**Prompt:** Collect all lines from the records below that include the word "具有轮换对称性".

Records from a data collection
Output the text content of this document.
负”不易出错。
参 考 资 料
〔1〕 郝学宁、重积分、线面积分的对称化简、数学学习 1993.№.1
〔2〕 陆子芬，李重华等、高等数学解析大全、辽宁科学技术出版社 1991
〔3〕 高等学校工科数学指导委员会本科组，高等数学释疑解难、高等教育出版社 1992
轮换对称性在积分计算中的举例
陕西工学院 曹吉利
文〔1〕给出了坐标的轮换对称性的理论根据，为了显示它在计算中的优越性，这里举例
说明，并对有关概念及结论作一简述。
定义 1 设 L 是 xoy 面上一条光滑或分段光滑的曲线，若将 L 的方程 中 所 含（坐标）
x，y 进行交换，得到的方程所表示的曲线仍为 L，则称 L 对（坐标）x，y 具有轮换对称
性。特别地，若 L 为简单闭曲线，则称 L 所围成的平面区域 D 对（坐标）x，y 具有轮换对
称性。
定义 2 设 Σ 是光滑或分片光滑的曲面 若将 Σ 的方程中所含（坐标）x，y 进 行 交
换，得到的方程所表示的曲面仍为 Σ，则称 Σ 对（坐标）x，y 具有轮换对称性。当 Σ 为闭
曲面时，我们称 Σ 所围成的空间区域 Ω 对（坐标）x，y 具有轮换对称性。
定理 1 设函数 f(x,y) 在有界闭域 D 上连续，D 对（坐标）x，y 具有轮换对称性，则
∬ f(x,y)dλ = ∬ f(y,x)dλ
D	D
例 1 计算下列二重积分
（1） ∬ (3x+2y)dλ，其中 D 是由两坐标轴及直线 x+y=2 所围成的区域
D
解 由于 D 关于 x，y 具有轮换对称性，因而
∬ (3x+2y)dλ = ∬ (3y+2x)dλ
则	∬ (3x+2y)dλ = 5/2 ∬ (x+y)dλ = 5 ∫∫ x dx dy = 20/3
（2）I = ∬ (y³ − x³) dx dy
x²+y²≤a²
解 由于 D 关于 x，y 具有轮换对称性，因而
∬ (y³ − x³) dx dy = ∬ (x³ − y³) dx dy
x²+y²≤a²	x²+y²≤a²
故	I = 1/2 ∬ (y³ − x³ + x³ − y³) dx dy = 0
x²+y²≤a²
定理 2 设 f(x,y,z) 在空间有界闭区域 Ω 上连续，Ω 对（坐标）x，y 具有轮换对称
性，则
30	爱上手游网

**Task solution:**
换，得到的方程所表示的曲面仍为 Σ，则称 Σ 对（坐标）x，y 具有轮换对称性。当 Σ 为闭
曲面时，我们称 Σ 所围成的空间区域 Ω 对（坐标）x，y 具有轮换对称性。
定理 1 设函数 f(x,y) 在有界闭域 D 上连续，D 对（坐标）x，y 具有轮换对称性，则
解 由于 D 关于 x，y 具有轮换对称性，因而
解 由于 D 关于 x，y 具有轮换对称性，因而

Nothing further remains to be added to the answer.